START Provided data
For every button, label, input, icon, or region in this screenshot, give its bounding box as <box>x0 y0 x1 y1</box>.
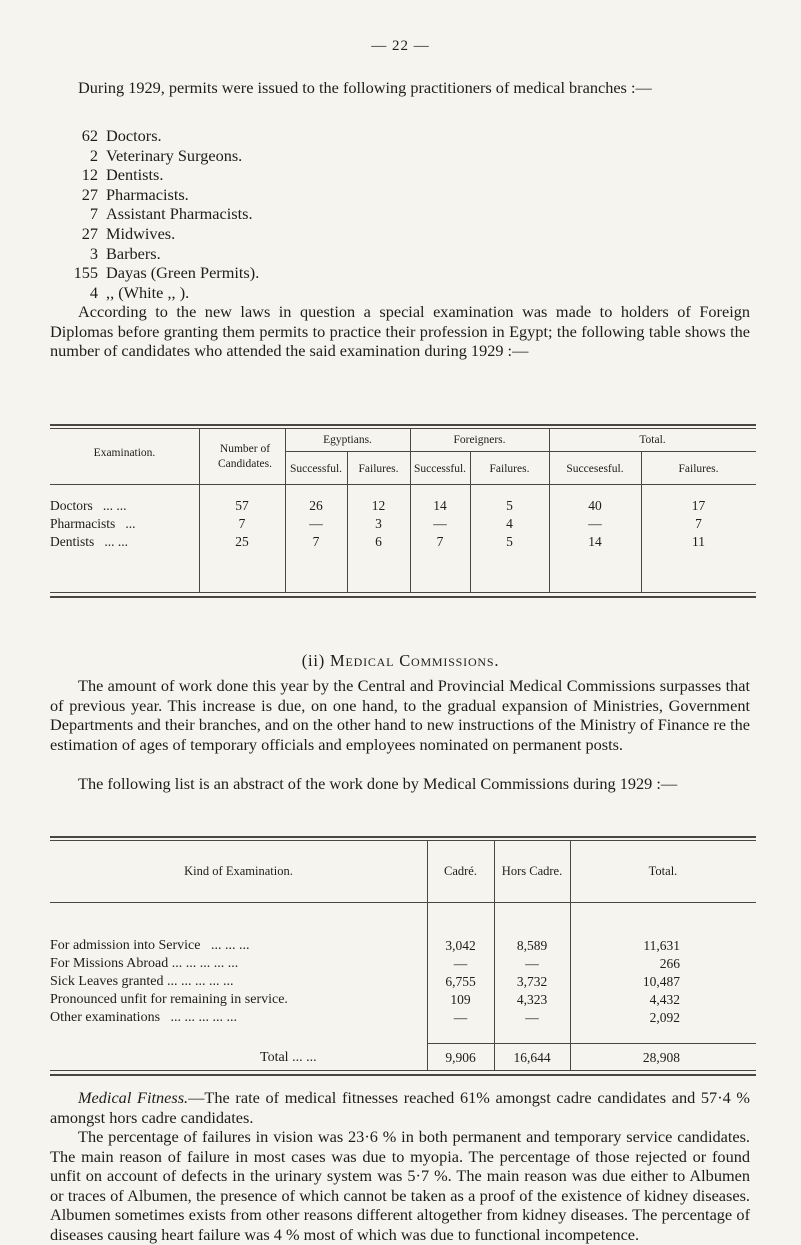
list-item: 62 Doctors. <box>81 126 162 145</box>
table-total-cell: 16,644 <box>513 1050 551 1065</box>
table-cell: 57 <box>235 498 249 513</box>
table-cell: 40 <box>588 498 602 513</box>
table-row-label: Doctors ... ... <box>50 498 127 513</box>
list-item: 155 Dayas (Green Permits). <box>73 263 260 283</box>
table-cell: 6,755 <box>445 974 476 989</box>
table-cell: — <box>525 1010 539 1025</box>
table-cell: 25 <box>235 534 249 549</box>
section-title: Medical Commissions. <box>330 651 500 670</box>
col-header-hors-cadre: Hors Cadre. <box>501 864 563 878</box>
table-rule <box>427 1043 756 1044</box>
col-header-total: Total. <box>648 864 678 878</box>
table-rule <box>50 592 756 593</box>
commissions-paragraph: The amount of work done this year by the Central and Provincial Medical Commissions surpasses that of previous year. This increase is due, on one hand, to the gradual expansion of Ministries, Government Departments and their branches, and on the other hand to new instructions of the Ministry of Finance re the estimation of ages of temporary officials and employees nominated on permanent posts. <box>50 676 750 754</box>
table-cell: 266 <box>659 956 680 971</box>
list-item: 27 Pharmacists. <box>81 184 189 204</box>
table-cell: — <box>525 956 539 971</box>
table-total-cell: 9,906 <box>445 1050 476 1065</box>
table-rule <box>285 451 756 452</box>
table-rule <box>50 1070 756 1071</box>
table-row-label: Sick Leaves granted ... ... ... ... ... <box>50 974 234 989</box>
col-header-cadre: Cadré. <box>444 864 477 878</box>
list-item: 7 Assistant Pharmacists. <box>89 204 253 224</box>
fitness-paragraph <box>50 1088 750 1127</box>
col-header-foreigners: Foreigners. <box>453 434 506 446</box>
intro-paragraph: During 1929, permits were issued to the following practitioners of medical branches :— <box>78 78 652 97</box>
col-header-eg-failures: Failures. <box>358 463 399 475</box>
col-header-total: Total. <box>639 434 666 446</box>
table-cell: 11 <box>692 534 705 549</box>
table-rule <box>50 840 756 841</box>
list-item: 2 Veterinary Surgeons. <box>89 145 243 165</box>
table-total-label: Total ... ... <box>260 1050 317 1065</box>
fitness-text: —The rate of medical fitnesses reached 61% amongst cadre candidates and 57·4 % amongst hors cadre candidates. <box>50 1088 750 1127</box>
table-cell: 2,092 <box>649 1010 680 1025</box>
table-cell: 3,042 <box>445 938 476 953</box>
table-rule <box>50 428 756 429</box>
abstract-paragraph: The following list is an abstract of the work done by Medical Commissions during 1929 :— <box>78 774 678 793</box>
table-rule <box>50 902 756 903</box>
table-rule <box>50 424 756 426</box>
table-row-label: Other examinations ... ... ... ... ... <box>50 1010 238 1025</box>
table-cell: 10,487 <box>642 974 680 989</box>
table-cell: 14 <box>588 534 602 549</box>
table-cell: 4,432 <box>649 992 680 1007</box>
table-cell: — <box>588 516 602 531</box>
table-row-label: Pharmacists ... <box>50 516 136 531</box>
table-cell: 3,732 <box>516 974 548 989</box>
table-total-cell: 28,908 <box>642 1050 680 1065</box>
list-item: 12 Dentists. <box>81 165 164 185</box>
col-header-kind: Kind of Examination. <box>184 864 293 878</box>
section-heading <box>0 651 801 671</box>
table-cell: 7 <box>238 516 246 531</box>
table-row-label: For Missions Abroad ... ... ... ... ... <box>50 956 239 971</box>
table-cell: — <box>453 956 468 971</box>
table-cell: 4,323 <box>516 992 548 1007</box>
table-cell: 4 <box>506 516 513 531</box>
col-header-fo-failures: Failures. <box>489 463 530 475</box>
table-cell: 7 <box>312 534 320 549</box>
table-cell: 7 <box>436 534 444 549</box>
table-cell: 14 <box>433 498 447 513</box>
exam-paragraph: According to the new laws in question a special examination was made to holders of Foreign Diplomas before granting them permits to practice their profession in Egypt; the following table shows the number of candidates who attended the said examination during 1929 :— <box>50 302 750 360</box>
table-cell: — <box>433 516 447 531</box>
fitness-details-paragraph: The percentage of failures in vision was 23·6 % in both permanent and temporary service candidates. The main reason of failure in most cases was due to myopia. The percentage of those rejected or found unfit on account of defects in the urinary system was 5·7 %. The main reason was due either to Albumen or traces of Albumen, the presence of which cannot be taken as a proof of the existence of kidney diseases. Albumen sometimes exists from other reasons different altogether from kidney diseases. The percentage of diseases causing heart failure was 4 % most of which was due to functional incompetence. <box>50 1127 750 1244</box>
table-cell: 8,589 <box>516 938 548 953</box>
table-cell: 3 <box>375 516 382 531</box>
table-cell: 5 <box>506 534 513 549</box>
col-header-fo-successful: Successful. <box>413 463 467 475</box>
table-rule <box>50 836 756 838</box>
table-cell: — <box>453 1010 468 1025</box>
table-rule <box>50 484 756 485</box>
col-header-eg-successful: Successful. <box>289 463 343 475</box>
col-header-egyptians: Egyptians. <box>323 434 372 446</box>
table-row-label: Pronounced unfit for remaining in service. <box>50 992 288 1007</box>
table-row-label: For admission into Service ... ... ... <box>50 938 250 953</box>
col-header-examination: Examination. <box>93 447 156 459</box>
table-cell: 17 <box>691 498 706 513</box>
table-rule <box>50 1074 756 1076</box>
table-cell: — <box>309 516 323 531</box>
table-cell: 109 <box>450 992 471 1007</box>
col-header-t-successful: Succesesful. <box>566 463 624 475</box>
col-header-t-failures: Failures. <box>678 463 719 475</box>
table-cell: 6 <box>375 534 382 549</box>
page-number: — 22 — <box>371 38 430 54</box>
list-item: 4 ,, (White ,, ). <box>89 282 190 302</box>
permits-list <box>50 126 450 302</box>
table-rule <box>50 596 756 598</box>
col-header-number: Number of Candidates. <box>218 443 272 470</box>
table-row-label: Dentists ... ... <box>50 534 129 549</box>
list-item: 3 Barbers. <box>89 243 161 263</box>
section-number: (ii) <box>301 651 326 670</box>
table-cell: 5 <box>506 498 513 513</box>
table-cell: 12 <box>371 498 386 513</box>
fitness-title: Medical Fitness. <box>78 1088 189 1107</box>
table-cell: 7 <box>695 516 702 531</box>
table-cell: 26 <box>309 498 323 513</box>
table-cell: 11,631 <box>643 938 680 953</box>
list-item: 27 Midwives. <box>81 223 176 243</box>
END Provided data
START Provided data
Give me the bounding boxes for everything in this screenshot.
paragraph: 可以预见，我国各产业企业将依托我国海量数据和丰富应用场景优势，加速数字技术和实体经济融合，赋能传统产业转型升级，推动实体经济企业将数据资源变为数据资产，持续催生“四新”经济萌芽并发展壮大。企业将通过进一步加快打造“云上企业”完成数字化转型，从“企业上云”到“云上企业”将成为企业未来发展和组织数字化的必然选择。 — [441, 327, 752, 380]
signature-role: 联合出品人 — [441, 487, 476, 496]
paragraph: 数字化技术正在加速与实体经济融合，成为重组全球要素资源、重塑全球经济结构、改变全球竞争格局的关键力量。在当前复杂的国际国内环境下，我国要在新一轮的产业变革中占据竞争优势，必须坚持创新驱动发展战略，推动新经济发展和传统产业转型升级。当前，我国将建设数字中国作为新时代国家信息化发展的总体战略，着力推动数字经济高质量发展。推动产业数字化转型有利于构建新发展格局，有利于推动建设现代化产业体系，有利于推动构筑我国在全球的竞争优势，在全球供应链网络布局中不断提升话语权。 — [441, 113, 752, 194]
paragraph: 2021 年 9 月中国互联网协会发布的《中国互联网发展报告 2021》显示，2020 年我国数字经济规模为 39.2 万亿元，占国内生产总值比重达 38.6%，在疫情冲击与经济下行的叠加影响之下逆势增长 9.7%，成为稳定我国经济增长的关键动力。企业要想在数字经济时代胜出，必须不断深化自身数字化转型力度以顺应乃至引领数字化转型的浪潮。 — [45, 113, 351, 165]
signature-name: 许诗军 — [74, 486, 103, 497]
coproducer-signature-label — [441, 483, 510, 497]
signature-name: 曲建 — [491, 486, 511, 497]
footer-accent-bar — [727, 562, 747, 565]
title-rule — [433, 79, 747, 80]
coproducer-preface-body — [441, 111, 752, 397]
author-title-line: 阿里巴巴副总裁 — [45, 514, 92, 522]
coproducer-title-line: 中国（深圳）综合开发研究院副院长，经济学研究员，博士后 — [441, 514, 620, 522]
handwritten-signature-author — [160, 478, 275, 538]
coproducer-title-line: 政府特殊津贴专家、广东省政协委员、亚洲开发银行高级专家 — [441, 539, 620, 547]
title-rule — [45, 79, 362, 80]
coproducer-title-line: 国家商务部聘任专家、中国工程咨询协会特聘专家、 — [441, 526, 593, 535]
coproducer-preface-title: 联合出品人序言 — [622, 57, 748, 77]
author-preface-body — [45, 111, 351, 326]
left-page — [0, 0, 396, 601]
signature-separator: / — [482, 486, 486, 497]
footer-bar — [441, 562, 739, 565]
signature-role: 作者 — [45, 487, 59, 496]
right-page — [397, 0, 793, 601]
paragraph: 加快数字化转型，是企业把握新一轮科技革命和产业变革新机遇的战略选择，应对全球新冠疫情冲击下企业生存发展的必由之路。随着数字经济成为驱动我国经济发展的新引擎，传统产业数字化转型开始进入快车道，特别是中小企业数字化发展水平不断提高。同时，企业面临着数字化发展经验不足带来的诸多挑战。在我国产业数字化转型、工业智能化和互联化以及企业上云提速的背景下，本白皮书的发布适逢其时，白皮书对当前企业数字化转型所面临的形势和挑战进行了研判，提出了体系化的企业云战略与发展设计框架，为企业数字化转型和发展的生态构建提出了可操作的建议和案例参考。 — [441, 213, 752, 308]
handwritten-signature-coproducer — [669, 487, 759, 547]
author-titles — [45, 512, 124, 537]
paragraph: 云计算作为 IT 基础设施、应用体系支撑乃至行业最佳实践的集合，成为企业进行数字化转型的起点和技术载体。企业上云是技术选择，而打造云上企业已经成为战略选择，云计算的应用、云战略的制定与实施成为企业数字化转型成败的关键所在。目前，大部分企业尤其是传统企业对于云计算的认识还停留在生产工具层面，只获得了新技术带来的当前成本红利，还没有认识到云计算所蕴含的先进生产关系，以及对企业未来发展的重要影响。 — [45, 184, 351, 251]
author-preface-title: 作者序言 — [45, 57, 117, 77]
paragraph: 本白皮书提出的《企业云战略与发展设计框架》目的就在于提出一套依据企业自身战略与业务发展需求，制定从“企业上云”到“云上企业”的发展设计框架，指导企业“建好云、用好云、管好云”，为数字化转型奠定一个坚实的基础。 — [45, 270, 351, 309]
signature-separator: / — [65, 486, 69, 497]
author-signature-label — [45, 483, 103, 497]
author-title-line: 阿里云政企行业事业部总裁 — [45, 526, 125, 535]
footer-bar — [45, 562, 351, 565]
END Provided data
START Provided data
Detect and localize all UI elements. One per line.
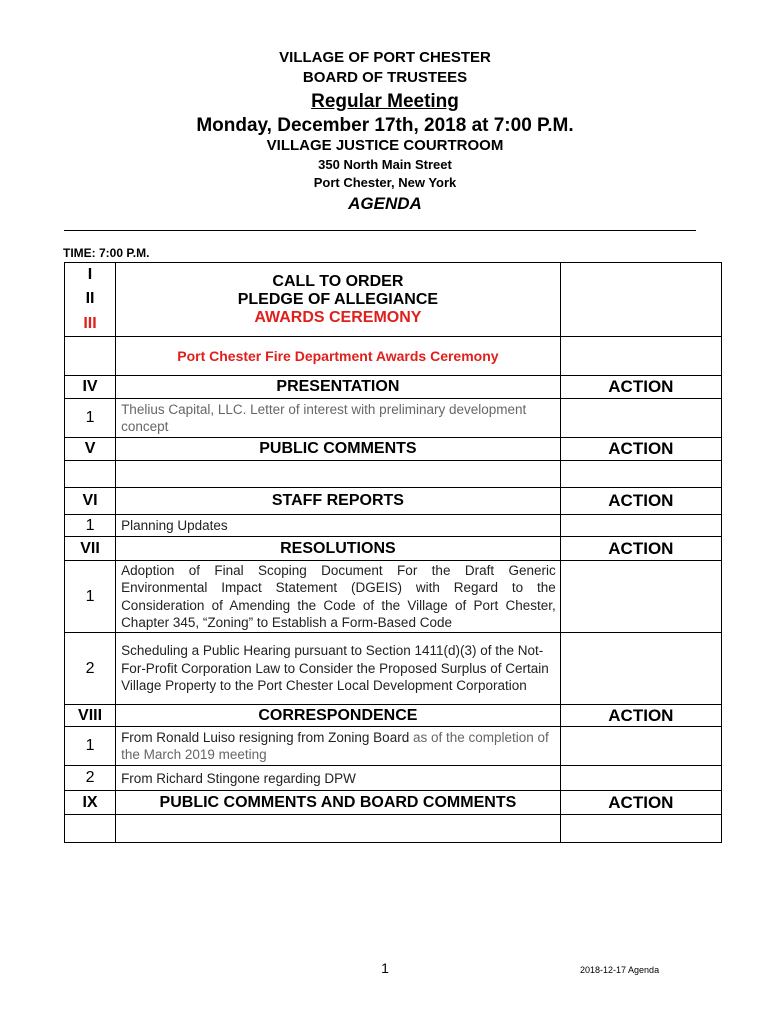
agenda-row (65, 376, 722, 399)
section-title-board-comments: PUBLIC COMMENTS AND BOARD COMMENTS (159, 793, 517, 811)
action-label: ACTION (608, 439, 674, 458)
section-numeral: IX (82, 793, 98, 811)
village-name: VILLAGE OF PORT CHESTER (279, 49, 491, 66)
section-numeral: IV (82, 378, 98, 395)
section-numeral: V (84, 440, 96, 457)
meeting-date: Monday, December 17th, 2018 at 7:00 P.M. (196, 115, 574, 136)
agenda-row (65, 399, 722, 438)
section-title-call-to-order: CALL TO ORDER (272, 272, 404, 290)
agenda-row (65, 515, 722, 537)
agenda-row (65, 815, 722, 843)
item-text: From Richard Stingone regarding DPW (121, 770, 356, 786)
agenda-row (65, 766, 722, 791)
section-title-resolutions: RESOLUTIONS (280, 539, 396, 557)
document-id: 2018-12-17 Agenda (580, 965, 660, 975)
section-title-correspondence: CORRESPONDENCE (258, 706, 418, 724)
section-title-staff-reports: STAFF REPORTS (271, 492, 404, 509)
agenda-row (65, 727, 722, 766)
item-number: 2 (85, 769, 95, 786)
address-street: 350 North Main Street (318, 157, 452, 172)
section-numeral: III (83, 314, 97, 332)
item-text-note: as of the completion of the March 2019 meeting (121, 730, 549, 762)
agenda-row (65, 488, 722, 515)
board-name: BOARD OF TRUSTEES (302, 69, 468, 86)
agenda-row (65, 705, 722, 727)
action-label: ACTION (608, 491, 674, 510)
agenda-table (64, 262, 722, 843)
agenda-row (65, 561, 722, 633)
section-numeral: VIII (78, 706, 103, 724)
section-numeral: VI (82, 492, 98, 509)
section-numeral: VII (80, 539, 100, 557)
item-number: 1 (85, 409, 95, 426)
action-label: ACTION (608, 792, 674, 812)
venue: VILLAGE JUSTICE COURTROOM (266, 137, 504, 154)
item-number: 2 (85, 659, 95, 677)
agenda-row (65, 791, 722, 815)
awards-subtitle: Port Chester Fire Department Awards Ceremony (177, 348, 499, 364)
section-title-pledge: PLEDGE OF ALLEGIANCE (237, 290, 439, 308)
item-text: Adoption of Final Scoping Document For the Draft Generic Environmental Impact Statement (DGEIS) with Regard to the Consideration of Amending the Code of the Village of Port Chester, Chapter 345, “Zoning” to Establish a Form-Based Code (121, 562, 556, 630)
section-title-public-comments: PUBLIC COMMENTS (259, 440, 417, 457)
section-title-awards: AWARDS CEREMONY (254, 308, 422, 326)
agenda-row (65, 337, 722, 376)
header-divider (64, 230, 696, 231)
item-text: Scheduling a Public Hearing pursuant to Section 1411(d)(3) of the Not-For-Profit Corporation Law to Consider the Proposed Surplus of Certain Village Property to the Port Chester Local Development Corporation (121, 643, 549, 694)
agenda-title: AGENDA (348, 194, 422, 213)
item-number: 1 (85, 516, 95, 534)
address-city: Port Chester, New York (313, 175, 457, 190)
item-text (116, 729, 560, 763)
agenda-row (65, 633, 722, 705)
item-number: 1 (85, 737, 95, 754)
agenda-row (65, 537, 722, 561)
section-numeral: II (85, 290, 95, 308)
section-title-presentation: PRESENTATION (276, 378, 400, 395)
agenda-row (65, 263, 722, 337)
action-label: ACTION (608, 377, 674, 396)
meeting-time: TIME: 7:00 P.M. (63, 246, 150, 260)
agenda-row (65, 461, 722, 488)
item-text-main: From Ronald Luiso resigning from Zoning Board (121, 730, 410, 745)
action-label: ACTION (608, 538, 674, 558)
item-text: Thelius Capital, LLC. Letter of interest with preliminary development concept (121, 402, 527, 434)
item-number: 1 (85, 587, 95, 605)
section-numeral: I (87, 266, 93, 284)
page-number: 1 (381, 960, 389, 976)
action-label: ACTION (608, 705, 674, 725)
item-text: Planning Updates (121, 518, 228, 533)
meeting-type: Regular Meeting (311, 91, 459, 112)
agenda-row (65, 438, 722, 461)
END Provided data
What is needed –
Retype the records between the line containing "Give me the" and the line containing "213, 752, 308]", inclusive, without any changes.

Expected answer –
Give me the bounding boxes for everything in this screenshot.
paragraph: 可以预见，我国各产业企业将依托我国海量数据和丰富应用场景优势，加速数字技术和实体经济融合，赋能传统产业转型升级，推动实体经济企业将数据资源变为数据资产，持续催生“四新”经济萌芽并发展壮大。企业将通过进一步加快打造“云上企业”完成数字化转型，从“企业上云”到“云上企业”将成为企业未来发展和组织数字化的必然选择。 — [441, 327, 752, 380]
signature-role: 联合出品人 — [441, 487, 476, 496]
paragraph: 数字化技术正在加速与实体经济融合，成为重组全球要素资源、重塑全球经济结构、改变全球竞争格局的关键力量。在当前复杂的国际国内环境下，我国要在新一轮的产业变革中占据竞争优势，必须坚持创新驱动发展战略，推动新经济发展和传统产业转型升级。当前，我国将建设数字中国作为新时代国家信息化发展的总体战略，着力推动数字经济高质量发展。推动产业数字化转型有利于构建新发展格局，有利于推动建设现代化产业体系，有利于推动构筑我国在全球的竞争优势，在全球供应链网络布局中不断提升话语权。 — [441, 113, 752, 194]
paragraph: 2021 年 9 月中国互联网协会发布的《中国互联网发展报告 2021》显示，2020 年我国数字经济规模为 39.2 万亿元，占国内生产总值比重达 38.6%，在疫情冲击与经济下行的叠加影响之下逆势增长 9.7%，成为稳定我国经济增长的关键动力。企业要想在数字经济时代胜出，必须不断深化自身数字化转型力度以顺应乃至引领数字化转型的浪潮。 — [45, 113, 351, 165]
signature-name: 许诗军 — [74, 486, 103, 497]
coproducer-signature-label — [441, 483, 510, 497]
signature-name: 曲建 — [491, 486, 511, 497]
footer-accent-bar — [727, 562, 747, 565]
title-rule — [433, 79, 747, 80]
coproducer-preface-body — [441, 111, 752, 397]
author-title-line: 阿里巴巴副总裁 — [45, 514, 92, 522]
coproducer-title-line: 中国（深圳）综合开发研究院副院长，经济学研究员，博士后 — [441, 514, 620, 522]
handwritten-signature-author — [160, 478, 275, 538]
coproducer-title-line: 政府特殊津贴专家、广东省政协委员、亚洲开发银行高级专家 — [441, 539, 620, 547]
title-rule — [45, 79, 362, 80]
coproducer-title-line: 国家商务部聘任专家、中国工程咨询协会特聘专家、 — [441, 526, 593, 535]
coproducer-preface-title: 联合出品人序言 — [622, 57, 748, 77]
author-preface-body — [45, 111, 351, 326]
left-page — [0, 0, 396, 601]
signature-separator: / — [482, 486, 486, 497]
footer-bar — [441, 562, 739, 565]
signature-role: 作者 — [45, 487, 59, 496]
right-page — [397, 0, 793, 601]
paragraph: 加快数字化转型，是企业把握新一轮科技革命和产业变革新机遇的战略选择，应对全球新冠疫情冲击下企业生存发展的必由之路。随着数字经济成为驱动我国经济发展的新引擎，传统产业数字化转型开始进入快车道，特别是中小企业数字化发展水平不断提高。同时，企业面临着数字化发展经验不足带来的诸多挑战。在我国产业数字化转型、工业智能化和互联化以及企业上云提速的背景下，本白皮书的发布适逢其时，白皮书对当前企业数字化转型所面临的形势和挑战进行了研判，提出了体系化的企业云战略与发展设计框架，为企业数字化转型和发展的生态构建提出了可操作的建议和案例参考。 — [441, 213, 752, 308]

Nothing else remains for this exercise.